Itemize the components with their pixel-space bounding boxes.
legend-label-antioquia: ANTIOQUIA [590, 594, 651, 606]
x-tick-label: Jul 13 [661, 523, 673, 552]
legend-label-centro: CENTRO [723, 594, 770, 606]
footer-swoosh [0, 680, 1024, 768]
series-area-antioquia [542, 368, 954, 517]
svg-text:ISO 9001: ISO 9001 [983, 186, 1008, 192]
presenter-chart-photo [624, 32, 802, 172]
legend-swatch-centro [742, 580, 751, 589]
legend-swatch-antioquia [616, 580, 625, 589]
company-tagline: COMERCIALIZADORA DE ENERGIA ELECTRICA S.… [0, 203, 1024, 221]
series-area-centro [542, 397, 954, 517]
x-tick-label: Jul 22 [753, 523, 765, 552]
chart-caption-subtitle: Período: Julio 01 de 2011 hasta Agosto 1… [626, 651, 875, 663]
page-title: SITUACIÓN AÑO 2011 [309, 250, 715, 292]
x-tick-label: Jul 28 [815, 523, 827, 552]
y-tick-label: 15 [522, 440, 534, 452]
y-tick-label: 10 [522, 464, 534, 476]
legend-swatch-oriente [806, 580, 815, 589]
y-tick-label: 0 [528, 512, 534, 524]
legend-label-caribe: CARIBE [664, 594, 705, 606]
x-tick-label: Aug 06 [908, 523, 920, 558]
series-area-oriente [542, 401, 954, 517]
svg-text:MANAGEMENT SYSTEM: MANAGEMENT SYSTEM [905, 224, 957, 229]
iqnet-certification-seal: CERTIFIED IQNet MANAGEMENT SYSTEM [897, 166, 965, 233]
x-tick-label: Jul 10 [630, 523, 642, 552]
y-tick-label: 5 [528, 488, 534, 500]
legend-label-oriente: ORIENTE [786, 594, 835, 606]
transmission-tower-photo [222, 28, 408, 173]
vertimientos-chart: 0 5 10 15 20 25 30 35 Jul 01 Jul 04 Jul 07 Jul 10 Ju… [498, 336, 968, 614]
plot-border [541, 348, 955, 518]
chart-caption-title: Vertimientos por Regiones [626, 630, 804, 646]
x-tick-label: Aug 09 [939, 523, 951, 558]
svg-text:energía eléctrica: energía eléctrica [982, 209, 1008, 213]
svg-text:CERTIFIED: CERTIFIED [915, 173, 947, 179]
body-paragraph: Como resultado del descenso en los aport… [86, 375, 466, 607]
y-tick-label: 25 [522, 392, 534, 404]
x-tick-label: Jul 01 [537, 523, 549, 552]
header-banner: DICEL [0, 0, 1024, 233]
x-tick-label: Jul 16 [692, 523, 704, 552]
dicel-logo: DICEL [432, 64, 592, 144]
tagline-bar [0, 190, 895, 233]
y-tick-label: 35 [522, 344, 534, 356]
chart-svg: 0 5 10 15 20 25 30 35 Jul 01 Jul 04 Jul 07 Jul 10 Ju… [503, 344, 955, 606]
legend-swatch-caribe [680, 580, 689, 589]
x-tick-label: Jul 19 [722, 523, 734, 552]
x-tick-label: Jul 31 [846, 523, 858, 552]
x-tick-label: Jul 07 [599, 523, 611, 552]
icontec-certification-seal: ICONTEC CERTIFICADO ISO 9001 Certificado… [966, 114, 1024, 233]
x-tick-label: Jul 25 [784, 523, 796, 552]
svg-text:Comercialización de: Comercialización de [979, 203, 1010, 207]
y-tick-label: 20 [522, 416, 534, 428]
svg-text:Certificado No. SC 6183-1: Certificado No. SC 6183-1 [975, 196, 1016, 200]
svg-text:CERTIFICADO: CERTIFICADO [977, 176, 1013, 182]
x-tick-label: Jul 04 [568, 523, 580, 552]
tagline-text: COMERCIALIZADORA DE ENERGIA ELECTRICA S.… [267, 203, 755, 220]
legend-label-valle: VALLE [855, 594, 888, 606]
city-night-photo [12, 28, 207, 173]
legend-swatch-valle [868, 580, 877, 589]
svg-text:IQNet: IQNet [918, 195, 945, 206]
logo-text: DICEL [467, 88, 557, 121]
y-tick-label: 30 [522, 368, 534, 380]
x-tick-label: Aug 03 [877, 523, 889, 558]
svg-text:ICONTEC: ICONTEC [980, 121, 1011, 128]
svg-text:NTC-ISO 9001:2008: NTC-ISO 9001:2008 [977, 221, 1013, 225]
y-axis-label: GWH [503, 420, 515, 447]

• _Job_
Rewrite every one of the entries above, replacing "plot-border" with "plot-frame" and leaving everything else unchanged.

• _Answer to the problem_
Itemize the components with their pixel-space bounding boxes.
legend-label-antioquia: ANTIOQUIA [590, 594, 651, 606]
x-tick-label: Jul 13 [661, 523, 673, 552]
legend-label-centro: CENTRO [723, 594, 770, 606]
footer-swoosh [0, 680, 1024, 768]
series-area-antioquia [542, 368, 954, 517]
svg-text:ISO 9001: ISO 9001 [983, 186, 1008, 192]
presenter-chart-photo [624, 32, 802, 172]
legend-swatch-centro [742, 580, 751, 589]
legend-swatch-antioquia [616, 580, 625, 589]
company-tagline: COMERCIALIZADORA DE ENERGIA ELECTRICA S.… [0, 203, 1024, 221]
series-area-centro [542, 397, 954, 517]
x-tick-label: Jul 22 [753, 523, 765, 552]
chart-caption-subtitle: Período: Julio 01 de 2011 hasta Agosto 1… [626, 651, 875, 663]
page-title: SITUACIÓN AÑO 2011 [309, 250, 715, 292]
x-tick-label: Jul 28 [815, 523, 827, 552]
y-tick-label: 15 [522, 440, 534, 452]
y-tick-label: 10 [522, 464, 534, 476]
legend-swatch-oriente [806, 580, 815, 589]
y-tick-label: 0 [528, 512, 534, 524]
legend-label-caribe: CARIBE [664, 594, 705, 606]
x-tick-label: Aug 06 [908, 523, 920, 558]
series-area-oriente [542, 401, 954, 517]
svg-text:MANAGEMENT SYSTEM: MANAGEMENT SYSTEM [905, 224, 957, 229]
iqnet-certification-seal: CERTIFIED IQNet MANAGEMENT SYSTEM [897, 166, 965, 233]
x-tick-label: Jul 10 [630, 523, 642, 552]
y-tick-label: 5 [528, 488, 534, 500]
legend-label-oriente: ORIENTE [786, 594, 835, 606]
transmission-tower-photo [222, 28, 408, 173]
vertimientos-chart: 0 5 10 15 20 25 30 35 Jul 01 Jul 04 Jul 07 Jul 10 Ju… [498, 336, 968, 614]
plot-frame [541, 348, 955, 518]
chart-caption-title: Vertimientos por Regiones [626, 630, 804, 646]
x-tick-label: Aug 09 [939, 523, 951, 558]
svg-text:energía eléctrica: energía eléctrica [982, 209, 1008, 213]
svg-text:CERTIFIED: CERTIFIED [915, 173, 947, 179]
body-paragraph: Como resultado del descenso en los aport… [86, 375, 466, 607]
y-tick-label: 25 [522, 392, 534, 404]
x-tick-label: Jul 01 [537, 523, 549, 552]
header-banner: DICEL [0, 0, 1024, 233]
x-tick-label: Jul 16 [692, 523, 704, 552]
dicel-logo: DICEL [432, 64, 592, 144]
tagline-bar [0, 190, 895, 233]
y-tick-label: 35 [522, 344, 534, 356]
chart-svg: 0 5 10 15 20 25 30 35 Jul 01 Jul 04 Jul 07 Jul 10 Ju… [503, 344, 955, 606]
legend-swatch-caribe [680, 580, 689, 589]
x-tick-label: Jul 19 [722, 523, 734, 552]
x-tick-label: Jul 31 [846, 523, 858, 552]
x-tick-label: Jul 07 [599, 523, 611, 552]
icontec-certification-seal: ICONTEC CERTIFICADO ISO 9001 Certificado… [966, 114, 1024, 233]
x-tick-label: Jul 25 [784, 523, 796, 552]
svg-text:Comercialización de: Comercialización de [979, 203, 1010, 207]
y-tick-label: 20 [522, 416, 534, 428]
svg-text:Certificado No. SC 6183-1: Certificado No. SC 6183-1 [975, 196, 1016, 200]
svg-text:CERTIFICADO: CERTIFICADO [977, 176, 1013, 182]
x-tick-label: Jul 04 [568, 523, 580, 552]
tagline-text: COMERCIALIZADORA DE ENERGIA ELECTRICA S.… [267, 203, 755, 220]
legend-label-valle: VALLE [855, 594, 888, 606]
city-night-photo [12, 28, 207, 173]
legend-swatch-valle [868, 580, 877, 589]
svg-text:IQNet: IQNet [918, 195, 945, 206]
logo-text: DICEL [467, 88, 557, 121]
y-tick-label: 30 [522, 368, 534, 380]
x-tick-label: Aug 03 [877, 523, 889, 558]
svg-text:ICONTEC: ICONTEC [980, 121, 1011, 128]
svg-text:NTC-ISO 9001:2008: NTC-ISO 9001:2008 [977, 221, 1013, 225]
y-axis-label: GWH [503, 420, 515, 447]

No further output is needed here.